[Figure dataset records]
__________________________________________________

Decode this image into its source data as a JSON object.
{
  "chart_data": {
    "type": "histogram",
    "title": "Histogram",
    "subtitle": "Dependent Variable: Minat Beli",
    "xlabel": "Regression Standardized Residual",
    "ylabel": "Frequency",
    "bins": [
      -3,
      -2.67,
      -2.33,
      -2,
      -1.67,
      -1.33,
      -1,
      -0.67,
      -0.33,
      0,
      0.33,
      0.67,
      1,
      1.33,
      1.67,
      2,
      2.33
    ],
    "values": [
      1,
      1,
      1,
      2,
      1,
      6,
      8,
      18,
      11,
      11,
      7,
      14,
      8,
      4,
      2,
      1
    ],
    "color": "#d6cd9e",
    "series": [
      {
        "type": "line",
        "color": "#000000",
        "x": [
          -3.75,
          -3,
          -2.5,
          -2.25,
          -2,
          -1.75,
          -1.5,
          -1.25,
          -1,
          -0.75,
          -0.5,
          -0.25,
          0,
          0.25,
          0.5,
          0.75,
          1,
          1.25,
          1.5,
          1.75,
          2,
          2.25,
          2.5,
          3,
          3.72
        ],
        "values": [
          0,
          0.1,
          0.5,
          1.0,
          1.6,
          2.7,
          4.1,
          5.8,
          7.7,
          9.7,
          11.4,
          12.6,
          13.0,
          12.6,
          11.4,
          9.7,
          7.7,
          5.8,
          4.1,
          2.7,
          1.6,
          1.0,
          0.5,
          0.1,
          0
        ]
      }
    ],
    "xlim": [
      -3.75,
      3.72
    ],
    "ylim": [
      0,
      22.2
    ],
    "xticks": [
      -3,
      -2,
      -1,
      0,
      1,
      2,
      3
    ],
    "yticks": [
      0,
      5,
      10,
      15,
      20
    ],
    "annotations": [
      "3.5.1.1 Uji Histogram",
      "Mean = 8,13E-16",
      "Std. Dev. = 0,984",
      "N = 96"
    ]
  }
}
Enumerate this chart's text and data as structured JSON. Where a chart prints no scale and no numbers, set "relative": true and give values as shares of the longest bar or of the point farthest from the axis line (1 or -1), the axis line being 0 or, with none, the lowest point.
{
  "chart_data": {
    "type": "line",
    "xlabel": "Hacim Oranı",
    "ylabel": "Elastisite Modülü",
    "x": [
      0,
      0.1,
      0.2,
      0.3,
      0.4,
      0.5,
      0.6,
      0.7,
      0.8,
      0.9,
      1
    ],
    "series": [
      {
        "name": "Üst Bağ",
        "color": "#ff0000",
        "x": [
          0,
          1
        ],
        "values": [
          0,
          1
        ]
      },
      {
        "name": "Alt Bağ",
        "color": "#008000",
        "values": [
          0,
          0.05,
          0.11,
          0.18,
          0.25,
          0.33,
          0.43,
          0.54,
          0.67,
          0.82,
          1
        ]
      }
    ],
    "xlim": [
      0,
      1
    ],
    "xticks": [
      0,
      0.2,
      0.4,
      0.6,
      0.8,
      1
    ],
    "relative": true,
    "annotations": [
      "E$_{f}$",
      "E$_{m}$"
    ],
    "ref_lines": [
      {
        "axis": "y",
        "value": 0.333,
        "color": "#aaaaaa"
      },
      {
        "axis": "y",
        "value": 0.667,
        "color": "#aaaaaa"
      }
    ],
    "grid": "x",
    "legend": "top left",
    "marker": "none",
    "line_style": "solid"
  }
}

__________________________________________________

Only the number is wanted: how many lines of these entries contain the string "true"?

### The answer
2